Please write out the complete listing that follows, exactly as it reads.
--- start of RECORDS TO PROCESS ---
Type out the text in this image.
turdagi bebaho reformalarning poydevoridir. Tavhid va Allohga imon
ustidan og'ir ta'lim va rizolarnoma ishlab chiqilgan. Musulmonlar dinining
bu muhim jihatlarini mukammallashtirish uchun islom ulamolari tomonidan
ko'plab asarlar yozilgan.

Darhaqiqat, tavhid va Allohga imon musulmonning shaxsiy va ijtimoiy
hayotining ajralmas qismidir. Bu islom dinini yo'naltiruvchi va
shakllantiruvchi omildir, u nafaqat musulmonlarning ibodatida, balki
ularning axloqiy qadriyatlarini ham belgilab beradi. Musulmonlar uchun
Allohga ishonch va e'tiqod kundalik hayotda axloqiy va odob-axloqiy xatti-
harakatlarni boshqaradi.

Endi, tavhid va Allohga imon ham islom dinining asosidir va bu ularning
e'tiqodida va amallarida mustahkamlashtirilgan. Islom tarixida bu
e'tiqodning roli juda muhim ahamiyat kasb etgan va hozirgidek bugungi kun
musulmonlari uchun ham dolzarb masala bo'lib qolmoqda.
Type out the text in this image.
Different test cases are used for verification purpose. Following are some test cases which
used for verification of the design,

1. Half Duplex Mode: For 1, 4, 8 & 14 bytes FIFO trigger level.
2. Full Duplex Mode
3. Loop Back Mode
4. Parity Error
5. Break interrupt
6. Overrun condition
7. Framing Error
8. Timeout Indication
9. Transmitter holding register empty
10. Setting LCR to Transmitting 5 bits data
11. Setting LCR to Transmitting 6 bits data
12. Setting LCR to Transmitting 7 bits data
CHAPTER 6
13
--- end of RECORDS TO PROCESS ---
### REPLY TO THE TASK
Type out the text in this image.
turdagi bebaho reformalarning poydevoridir. Tavhid va Allohga imon
ustidan og'ir ta'lim va rizolarnoma ishlab chiqilgan. Musulmonlar dinining
bu muhim jihatlarini mukammallashtirish uchun islom ulamolari tomonidan
ko'plab asarlar yozilgan.

Darhaqiqat, tavhid va Allohga imon musulmonning shaxsiy va ijtimoiy
hayotining ajralmas qismidir. Bu islom dinini yo'naltiruvchi va
shakllantiruvchi omildir, u nafaqat musulmonlarning ibodatida, balki
ularning axloqiy qadriyatlarini ham belgilab beradi. Musulmonlar uchun
Allohga ishonch va e'tiqod kundalik hayotda axloqiy va odob-axloqiy xatti-
harakatlarni boshqaradi.

Endi, tavhid va Allohga imon ham islom dinining asosidir va bu ularning
e'tiqodida va amallarida mustahkamlashtirilgan. Islom tarixida bu
e'tiqodning roli juda muhim ahamiyat kasb etgan va hozirgidek bugungi kun
musulmonlari uchun ham dolzarb masala bo'lib qolmoqda.
Type out the text in this image.
Different test cases are used for verification purpose. Following are some test cases which
used for verification of the design,

1. Half Duplex Mode: For 1, 4, 8 & 14 bytes FIFO trigger level.
2. Full Duplex Mode
3. Loop Back Mode
4. Parity Error
5. Break interrupt
6. Overrun condition
7. Framing Error
8. Timeout Indication
9. Transmitter holding register empty
10. Setting LCR to Transmitting 5 bits data
11. Setting LCR to Transmitting 6 bits data
12. Setting LCR to Transmitting 7 bits data
CHAPTER 6
13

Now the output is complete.